_Written request:_
Search the records for "Федерация". Copy every line where it appears.

(Dataset records)
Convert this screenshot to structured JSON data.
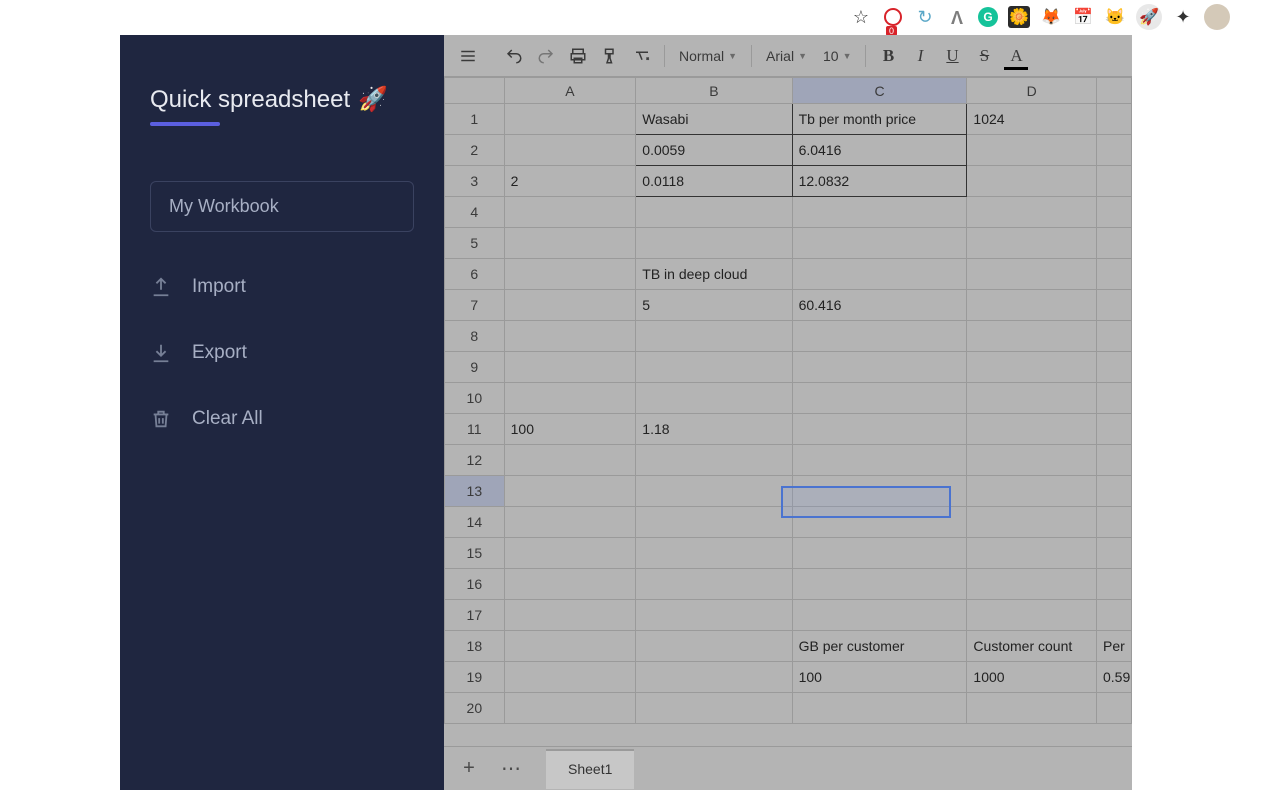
{
  "browser": {
    "star": "☆",
    "badge_count": "0",
    "ext_icons": [
      "ublock",
      "recycle",
      "vue",
      "grammarly",
      "box_orange",
      "fox",
      "cal",
      "panda",
      "rocket",
      "puzzle"
    ]
  },
  "sidebar": {
    "title": "Quick spreadsheet",
    "emoji": "🚀",
    "workbook_name": "My Workbook",
    "items": [
      {
        "icon": "upload",
        "label": "Import"
      },
      {
        "icon": "download",
        "label": "Export"
      },
      {
        "icon": "trash",
        "label": "Clear All"
      }
    ]
  },
  "toolbar": {
    "format_dropdown": "Normal",
    "font_dropdown": "Arial",
    "size_dropdown": "10",
    "bold": "B",
    "italic": "I",
    "underline": "U",
    "strike": "S",
    "fontcolor": "A"
  },
  "grid": {
    "cols": [
      "A",
      "B",
      "C",
      "D",
      ""
    ],
    "rows_count": 20,
    "active_cell": {
      "col": "C",
      "row": 13
    },
    "data": {
      "1": {
        "B": "Wasabi",
        "C": "Tb per month price",
        "D": "1024"
      },
      "2": {
        "B": "0.0059",
        "C": "6.0416"
      },
      "3": {
        "A": "2",
        "B": "0.0118",
        "C": "12.0832"
      },
      "6": {
        "B": "TB in deep cloud"
      },
      "7": {
        "B": "5",
        "C": "60.416"
      },
      "11": {
        "A": "100",
        "B": "1.18"
      },
      "18": {
        "C": "GB per customer",
        "D": "Customer count",
        "E": "Per"
      },
      "19": {
        "C": "100",
        "D": "1000",
        "E": "0.59"
      }
    },
    "bordered_range": {
      "rows": [
        1,
        2,
        3
      ],
      "cols": [
        "B",
        "C"
      ]
    }
  },
  "sheet_tabs": {
    "current": "Sheet1"
  }
}
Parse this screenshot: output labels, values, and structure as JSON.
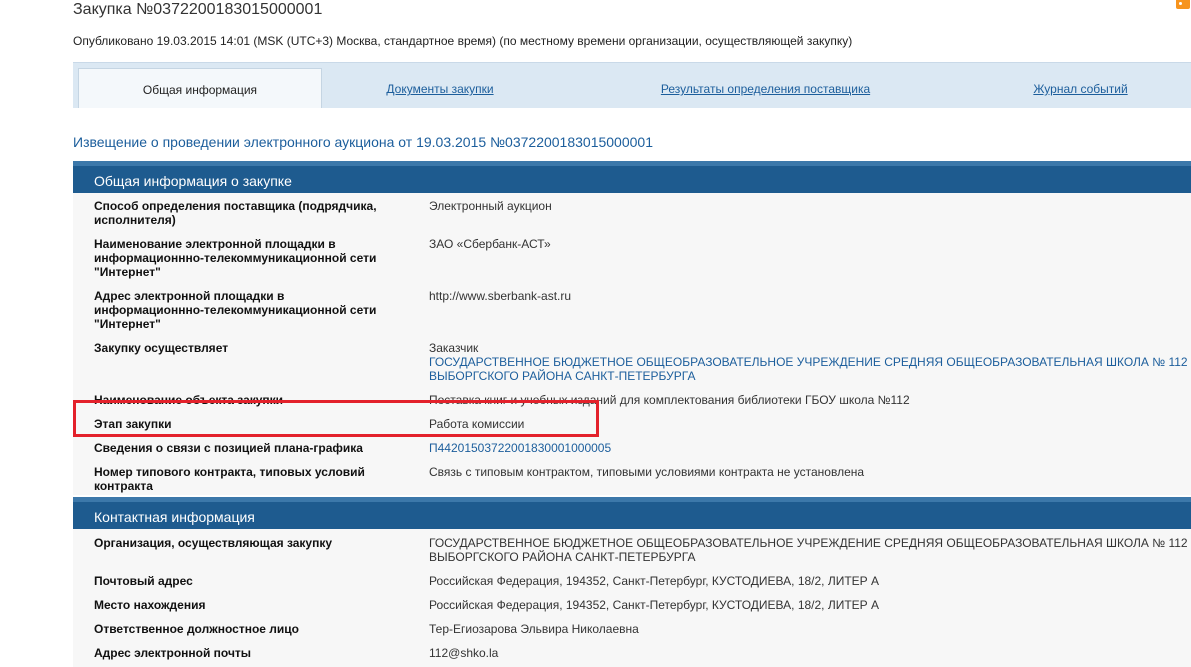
{
  "header": {
    "title": "Закупка №0372200183015000001",
    "published": "Опубликовано 19.03.2015 14:01 (MSK (UTC+3) Москва, стандартное время) (по местному времени организации, осуществляющей закупку)"
  },
  "tabs": {
    "general": "Общая информация",
    "documents": "Документы закупки",
    "results": "Результаты определения поставщика",
    "journal": "Журнал событий"
  },
  "notice": "Извещение о проведении электронного аукциона от 19.03.2015 №0372200183015000001",
  "general_section": {
    "title": "Общая информация о закупке",
    "method_label": "Способ определения поставщика (подрядчика, исполнителя)",
    "method_value": "Электронный аукцион",
    "platform_name_label": "Наименование электронной площадки в информационнно-телекоммуникационной сети \"Интернет\"",
    "platform_name_value": "ЗАО «Сбербанк-АСТ»",
    "platform_addr_label": "Адрес электронной площадки в информационнно-телекоммуникационной сети \"Интернет\"",
    "platform_addr_value": "http://www.sberbank-ast.ru",
    "performer_label": "Закупку осуществляет",
    "performer_role": "Заказчик",
    "performer_org": "ГОСУДАРСТВЕННОЕ БЮДЖЕТНОЕ ОБЩЕОБРАЗОВАТЕЛЬНОЕ УЧРЕЖДЕНИЕ СРЕДНЯЯ ОБЩЕОБРАЗОВАТЕЛЬНАЯ ШКОЛА № 112 ВЫБОРГСКОГО РАЙОНА САНКТ-ПЕТЕРБУРГА",
    "object_label": "Наименование объекта закупки",
    "object_value": "Поставка книг и учебных изданий для комплектования библиотеки ГБОУ школа №112",
    "stage_label": "Этап закупки",
    "stage_value": "Работа комиссии",
    "plan_label": "Сведения о связи с позицией плана-графика",
    "plan_value": "П44201503722001830001000005",
    "contract_label": "Номер типового контракта, типовых условий контракта",
    "contract_value": "Связь с типовым контрактом, типовыми условиями контракта не установлена"
  },
  "contact_section": {
    "title": "Контактная информация",
    "org_label": "Организация, осуществляющая закупку",
    "org_value": "ГОСУДАРСТВЕННОЕ БЮДЖЕТНОЕ ОБЩЕОБРАЗОВАТЕЛЬНОЕ УЧРЕЖДЕНИЕ СРЕДНЯЯ ОБЩЕОБРАЗОВАТЕЛЬНАЯ ШКОЛА № 112 ВЫБОРГСКОГО РАЙОНА САНКТ-ПЕТЕРБУРГА",
    "postal_label": "Почтовый адрес",
    "postal_value": "Российская Федерация, 194352, Санкт-Петербург, КУСТОДИЕВА, 18/2, ЛИТЕР А",
    "location_label": "Место нахождения",
    "location_value": "Российская Федерация, 194352, Санкт-Петербург, КУСТОДИЕВА, 18/2, ЛИТЕР А",
    "person_label": "Ответственное должностное лицо",
    "person_value": "Тер-Егиозарова Эльвира Николаевна",
    "email_label": "Адрес электронной почты",
    "email_value": "112@shko.la"
  },
  "colors": {
    "header_blue": "#1e5b8f",
    "link_blue": "#1c5e9c",
    "highlight_red": "#e3212b"
  }
}
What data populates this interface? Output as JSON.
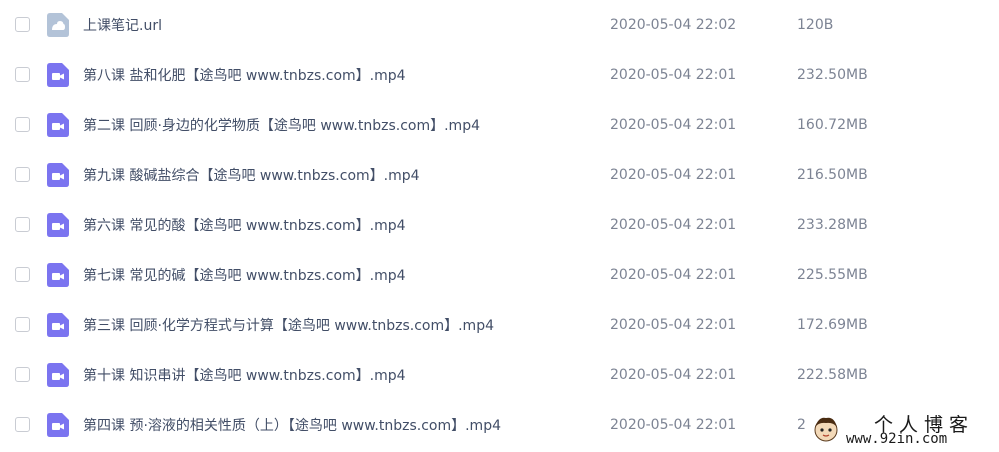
{
  "files": [
    {
      "type": "link",
      "icon": "url-file-icon",
      "name": "上课笔记.url",
      "date": "2020-05-04 22:02",
      "size": "120B"
    },
    {
      "type": "video",
      "icon": "video-file-icon",
      "name": "第八课 盐和化肥【途鸟吧 www.tnbzs.com】.mp4",
      "date": "2020-05-04 22:01",
      "size": "232.50MB"
    },
    {
      "type": "video",
      "icon": "video-file-icon",
      "name": "第二课 回顾·身边的化学物质【途鸟吧 www.tnbzs.com】.mp4",
      "date": "2020-05-04 22:01",
      "size": "160.72MB"
    },
    {
      "type": "video",
      "icon": "video-file-icon",
      "name": "第九课 酸碱盐综合【途鸟吧 www.tnbzs.com】.mp4",
      "date": "2020-05-04 22:01",
      "size": "216.50MB"
    },
    {
      "type": "video",
      "icon": "video-file-icon",
      "name": "第六课 常见的酸【途鸟吧 www.tnbzs.com】.mp4",
      "date": "2020-05-04 22:01",
      "size": "233.28MB"
    },
    {
      "type": "video",
      "icon": "video-file-icon",
      "name": "第七课 常见的碱【途鸟吧 www.tnbzs.com】.mp4",
      "date": "2020-05-04 22:01",
      "size": "225.55MB"
    },
    {
      "type": "video",
      "icon": "video-file-icon",
      "name": "第三课 回顾·化学方程式与计算【途鸟吧 www.tnbzs.com】.mp4",
      "date": "2020-05-04 22:01",
      "size": "172.69MB"
    },
    {
      "type": "video",
      "icon": "video-file-icon",
      "name": "第十课 知识串讲【途鸟吧 www.tnbzs.com】.mp4",
      "date": "2020-05-04 22:01",
      "size": "222.58MB"
    },
    {
      "type": "video",
      "icon": "video-file-icon",
      "name": "第四课 预·溶液的相关性质（上）【途鸟吧 www.tnbzs.com】.mp4",
      "date": "2020-05-04 22:01",
      "size": "2"
    }
  ],
  "watermark": {
    "title": "个人博客",
    "url": "www.92in.com",
    "icon": "cartoon-avatar-icon"
  },
  "colors": {
    "video_icon": "#7b74f0",
    "link_icon": "#b3c3d8",
    "text": "#424e67",
    "muted": "#7d8494",
    "checkbox_border": "#c9ccd3"
  }
}
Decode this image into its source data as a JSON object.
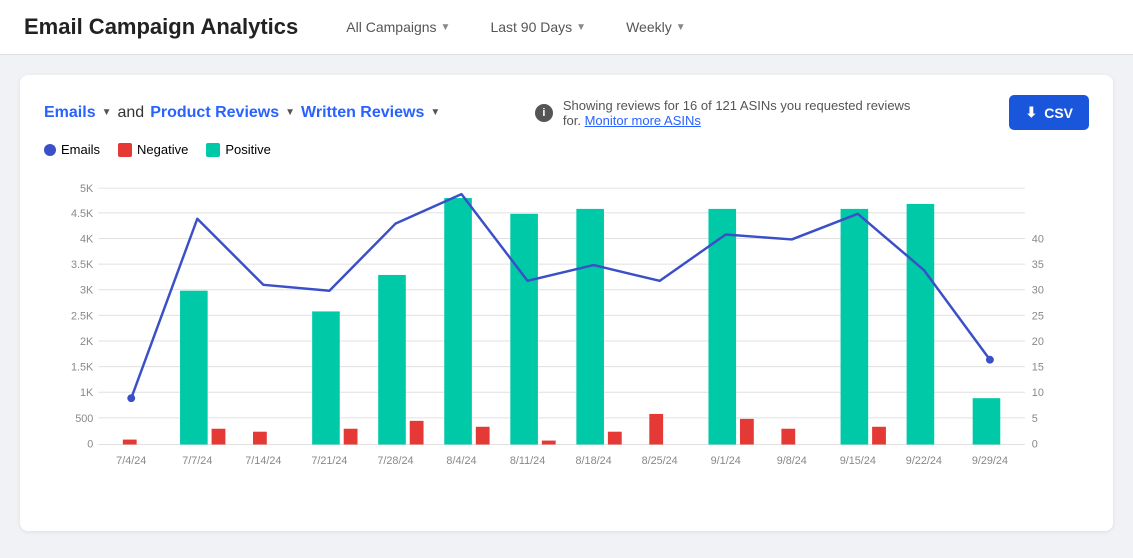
{
  "header": {
    "title": "Email Campaign Analytics",
    "filters": [
      {
        "id": "campaigns",
        "label": "All Campaigns"
      },
      {
        "id": "days",
        "label": "Last 90 Days"
      },
      {
        "id": "period",
        "label": "Weekly"
      }
    ]
  },
  "chart": {
    "title_emails": "Emails",
    "title_and": "and",
    "title_reviews": "Product Reviews",
    "title_written": "Written Reviews",
    "info_text": "Showing reviews for 16 of 121 ASINs you requested reviews for.",
    "monitor_link": "Monitor more ASINs",
    "csv_label": "CSV",
    "legend": [
      {
        "id": "emails",
        "label": "Emails",
        "color": "#3b4fc8"
      },
      {
        "id": "negative",
        "label": "Negative",
        "color": "#e53935"
      },
      {
        "id": "positive",
        "label": "Positive",
        "color": "#00c9a7"
      }
    ],
    "xLabels": [
      "7/4/24",
      "7/7/24",
      "7/14/24",
      "7/21/24",
      "7/28/24",
      "8/4/24",
      "8/11/24",
      "8/18/24",
      "8/25/24",
      "9/1/24",
      "9/8/24",
      "9/15/24",
      "9/22/24",
      "9/29/24"
    ],
    "yLeftLabels": [
      "0",
      "500",
      "1K",
      "1.5K",
      "2K",
      "2.5K",
      "3K",
      "3.5K",
      "4K",
      "4.5K",
      "5K"
    ],
    "yRightLabels": [
      "0",
      "5",
      "10",
      "15",
      "20",
      "25",
      "30",
      "35",
      "40"
    ],
    "bars": {
      "positive": [
        0,
        3000,
        0,
        2600,
        3300,
        4800,
        4500,
        4600,
        0,
        4600,
        0,
        4600,
        4700,
        900
      ],
      "negative": [
        100,
        300,
        250,
        300,
        450,
        350,
        80,
        250,
        600,
        500,
        300,
        350,
        0,
        0
      ]
    },
    "line": [
      900,
      4400,
      3100,
      3000,
      4300,
      4900,
      3200,
      3500,
      3200,
      4100,
      4000,
      4500,
      3400,
      1650
    ]
  }
}
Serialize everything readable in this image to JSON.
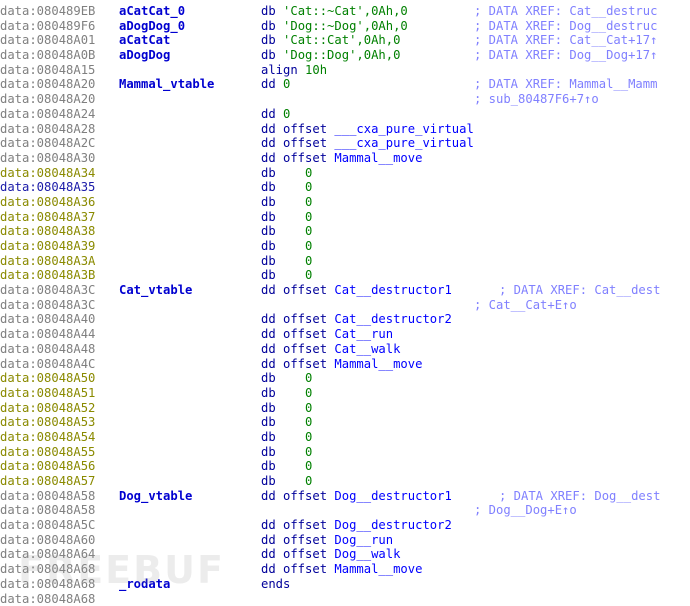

_Full response:_
    "postal_value": "Российская Федерация, 194352, Санкт-Петербург, КУСТОДИЕВА, 18/2, ЛИТЕР А",
    "location_value": "Российская Федерация, 194352, Санкт-Петербург, КУСТОДИЕВА, 18/2, ЛИТЕР А",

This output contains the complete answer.